Each line below should be restated word for word.

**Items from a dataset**
****

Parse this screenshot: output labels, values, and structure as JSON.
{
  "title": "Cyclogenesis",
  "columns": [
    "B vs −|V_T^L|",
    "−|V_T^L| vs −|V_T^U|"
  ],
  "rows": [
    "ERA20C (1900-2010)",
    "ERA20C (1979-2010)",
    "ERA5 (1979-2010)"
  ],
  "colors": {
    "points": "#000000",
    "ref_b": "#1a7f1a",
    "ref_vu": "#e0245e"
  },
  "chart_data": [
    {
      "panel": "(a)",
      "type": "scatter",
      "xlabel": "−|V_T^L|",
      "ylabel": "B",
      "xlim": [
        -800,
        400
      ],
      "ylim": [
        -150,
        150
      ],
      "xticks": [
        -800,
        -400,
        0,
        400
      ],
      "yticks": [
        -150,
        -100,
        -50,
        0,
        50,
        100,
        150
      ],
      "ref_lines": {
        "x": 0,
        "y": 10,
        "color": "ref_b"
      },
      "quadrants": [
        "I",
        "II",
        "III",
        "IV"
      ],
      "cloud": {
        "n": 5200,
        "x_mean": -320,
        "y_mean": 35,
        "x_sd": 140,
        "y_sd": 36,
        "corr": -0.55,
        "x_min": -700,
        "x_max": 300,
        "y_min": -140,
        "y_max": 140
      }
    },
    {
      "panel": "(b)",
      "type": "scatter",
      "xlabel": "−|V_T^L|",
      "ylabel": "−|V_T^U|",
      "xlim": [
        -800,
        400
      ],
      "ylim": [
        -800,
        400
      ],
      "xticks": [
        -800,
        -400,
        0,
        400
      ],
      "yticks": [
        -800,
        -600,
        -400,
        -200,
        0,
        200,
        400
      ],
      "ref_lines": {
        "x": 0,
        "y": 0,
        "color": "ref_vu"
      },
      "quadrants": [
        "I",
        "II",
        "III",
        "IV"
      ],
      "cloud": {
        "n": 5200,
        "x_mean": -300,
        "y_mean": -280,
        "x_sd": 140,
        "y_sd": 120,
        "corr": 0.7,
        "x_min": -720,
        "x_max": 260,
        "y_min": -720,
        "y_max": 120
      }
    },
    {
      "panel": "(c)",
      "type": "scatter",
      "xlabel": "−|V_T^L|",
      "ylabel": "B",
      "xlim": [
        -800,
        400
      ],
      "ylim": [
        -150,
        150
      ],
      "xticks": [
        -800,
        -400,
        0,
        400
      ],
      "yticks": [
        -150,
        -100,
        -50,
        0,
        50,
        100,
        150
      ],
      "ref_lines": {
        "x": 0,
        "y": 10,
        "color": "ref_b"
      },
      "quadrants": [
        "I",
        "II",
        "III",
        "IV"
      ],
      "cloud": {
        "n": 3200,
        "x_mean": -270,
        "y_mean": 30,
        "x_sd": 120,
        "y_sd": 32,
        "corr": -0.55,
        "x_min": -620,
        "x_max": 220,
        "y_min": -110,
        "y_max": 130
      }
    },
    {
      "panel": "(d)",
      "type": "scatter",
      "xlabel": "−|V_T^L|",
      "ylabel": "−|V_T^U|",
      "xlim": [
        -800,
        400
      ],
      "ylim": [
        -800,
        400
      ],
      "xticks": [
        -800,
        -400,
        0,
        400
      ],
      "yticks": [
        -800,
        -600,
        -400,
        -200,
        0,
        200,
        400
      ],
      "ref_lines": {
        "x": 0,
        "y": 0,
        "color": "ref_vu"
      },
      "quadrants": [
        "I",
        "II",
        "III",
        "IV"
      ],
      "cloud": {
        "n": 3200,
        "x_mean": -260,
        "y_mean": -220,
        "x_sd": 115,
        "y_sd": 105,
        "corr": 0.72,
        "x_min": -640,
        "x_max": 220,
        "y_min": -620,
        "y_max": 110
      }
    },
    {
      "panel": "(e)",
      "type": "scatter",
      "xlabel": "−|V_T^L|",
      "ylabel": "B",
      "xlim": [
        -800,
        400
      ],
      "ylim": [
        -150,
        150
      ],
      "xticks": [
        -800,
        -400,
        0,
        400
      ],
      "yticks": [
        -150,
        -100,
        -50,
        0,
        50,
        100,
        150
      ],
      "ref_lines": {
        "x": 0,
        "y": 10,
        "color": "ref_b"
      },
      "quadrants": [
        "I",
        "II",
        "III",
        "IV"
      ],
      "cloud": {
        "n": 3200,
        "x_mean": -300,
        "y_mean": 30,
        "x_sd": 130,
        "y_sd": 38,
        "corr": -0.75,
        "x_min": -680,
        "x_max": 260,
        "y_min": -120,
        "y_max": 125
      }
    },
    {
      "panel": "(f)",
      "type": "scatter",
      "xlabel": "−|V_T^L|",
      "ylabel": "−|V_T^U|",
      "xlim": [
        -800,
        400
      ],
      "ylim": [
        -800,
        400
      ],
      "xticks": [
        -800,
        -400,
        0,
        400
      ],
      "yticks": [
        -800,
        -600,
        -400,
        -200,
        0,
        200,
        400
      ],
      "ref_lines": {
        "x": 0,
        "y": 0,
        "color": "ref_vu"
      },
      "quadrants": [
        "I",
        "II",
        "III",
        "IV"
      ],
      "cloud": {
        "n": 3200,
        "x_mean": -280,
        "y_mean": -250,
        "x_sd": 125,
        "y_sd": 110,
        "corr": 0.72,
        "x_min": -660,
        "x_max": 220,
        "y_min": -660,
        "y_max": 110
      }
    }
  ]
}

****

**Task response**
Parse this screenshot: output labels, values, and structure as JSON.
{
  "title": "Cyclogenesis",
  "columns": [
    "B vs −|V_T^L|",
    "−|V_T^L| vs −|V_T^U|"
  ],
  "rows": [
    "ERA20C (1900-2010)",
    "ERA20C (1979-2010)",
    "ERA5 (1979-2010)"
  ],
  "colors": {
    "points": "#000000",
    "ref_b": "#1a7f1a",
    "ref_vu": "#e0245e"
  },
  "chart_data": [
    {
      "panel": "(a)",
      "type": "scatter",
      "xlabel": "−|V_T^L|",
      "ylabel": "B",
      "xlim": [
        -800,
        400
      ],
      "ylim": [
        -150,
        150
      ],
      "xticks": [
        -800,
        -400,
        0,
        400
      ],
      "yticks": [
        -150,
        -100,
        -50,
        0,
        50,
        100,
        150
      ],
      "ref_lines": {
        "x": 0,
        "y": 10,
        "color": "ref_b"
      },
      "quadrants": [
        "I",
        "II",
        "III",
        "IV"
      ],
      "cloud": {
        "n": 5200,
        "x_mean": -320,
        "y_mean": 35,
        "x_sd": 140,
        "y_sd": 36,
        "corr": -0.55,
        "x_min": -700,
        "x_max": 300,
        "y_min": -140,
        "y_max": 140
      }
    },
    {
      "panel": "(b)",
      "type": "scatter",
      "xlabel": "−|V_T^L|",
      "ylabel": "−|V_T^U|",
      "xlim": [
        -800,
        400
      ],
      "ylim": [
        -800,
        400
      ],
      "xticks": [
        -800,
        -400,
        0,
        400
      ],
      "yticks": [
        -800,
        -600,
        -400,
        -200,
        0,
        200,
        400
      ],
      "ref_lines": {
        "x": 0,
        "y": 0,
        "color": "ref_vu"
      },
      "quadrants": [
        "I",
        "II",
        "III",
        "IV"
      ],
      "cloud": {
        "n": 5200,
        "x_mean": -300,
        "y_mean": -280,
        "x_sd": 140,
        "y_sd": 120,
        "corr": 0.7,
        "x_min": -720,
        "x_max": 260,
        "y_min": -720,
        "y_max": 120
      }
    },
    {
      "panel": "(c)",
      "type": "scatter",
      "xlabel": "−|V_T^L|",
      "ylabel": "B",
      "xlim": [
        -800,
        400
      ],
      "ylim": [
        -150,
        150
      ],
      "xticks": [
        -800,
        -400,
        0,
        400
      ],
      "yticks": [
        -150,
        -100,
        -50,
        0,
        50,
        100,
        150
      ],
      "ref_lines": {
        "x": 0,
        "y": 10,
        "color": "ref_b"
      },
      "quadrants": [
        "I",
        "II",
        "III",
        "IV"
      ],
      "cloud": {
        "n": 3200,
        "x_mean": -270,
        "y_mean": 30,
        "x_sd": 120,
        "y_sd": 32,
        "corr": -0.55,
        "x_min": -620,
        "x_max": 220,
        "y_min": -110,
        "y_max": 130
      }
    },
    {
      "panel": "(d)",
      "type": "scatter",
      "xlabel": "−|V_T^L|",
      "ylabel": "−|V_T^U|",
      "xlim": [
        -800,
        400
      ],
      "ylim": [
        -800,
        400
      ],
      "xticks": [
        -800,
        -400,
        0,
        400
      ],
      "yticks": [
        -800,
        -600,
        -400,
        -200,
        0,
        200,
        400
      ],
      "ref_lines": {
        "x": 0,
        "y": 0,
        "color": "ref_vu"
      },
      "quadrants": [
        "I",
        "II",
        "III",
        "IV"
      ],
      "cloud": {
        "n": 3200,
        "x_mean": -260,
        "y_mean": -220,
        "x_sd": 115,
        "y_sd": 105,
        "corr": 0.72,
        "x_min": -640,
        "x_max": 220,
        "y_min": -620,
        "y_max": 110
      }
    },
    {
      "panel": "(e)",
      "type": "scatter",
      "xlabel": "−|V_T^L|",
      "ylabel": "B",
      "xlim": [
        -800,
        400
      ],
      "ylim": [
        -150,
        150
      ],
      "xticks": [
        -800,
        -400,
        0,
        400
      ],
      "yticks": [
        -150,
        -100,
        -50,
        0,
        50,
        100,
        150
      ],
      "ref_lines": {
        "x": 0,
        "y": 10,
        "color": "ref_b"
      },
      "quadrants": [
        "I",
        "II",
        "III",
        "IV"
      ],
      "cloud": {
        "n": 3200,
        "x_mean": -300,
        "y_mean": 30,
        "x_sd": 130,
        "y_sd": 38,
        "corr": -0.75,
        "x_min": -680,
        "x_max": 260,
        "y_min": -120,
        "y_max": 125
      }
    },
    {
      "panel": "(f)",
      "type": "scatter",
      "xlabel": "−|V_T^L|",
      "ylabel": "−|V_T^U|",
      "xlim": [
        -800,
        400
      ],
      "ylim": [
        -800,
        400
      ],
      "xticks": [
        -800,
        -400,
        0,
        400
      ],
      "yticks": [
        -800,
        -600,
        -400,
        -200,
        0,
        200,
        400
      ],
      "ref_lines": {
        "x": 0,
        "y": 0,
        "color": "ref_vu"
      },
      "quadrants": [
        "I",
        "II",
        "III",
        "IV"
      ],
      "cloud": {
        "n": 3200,
        "x_mean": -280,
        "y_mean": -250,
        "x_sd": 125,
        "y_sd": 110,
        "corr": 0.72,
        "x_min": -660,
        "x_max": 220,
        "y_min": -660,
        "y_max": 110
      }
    }
  ]
}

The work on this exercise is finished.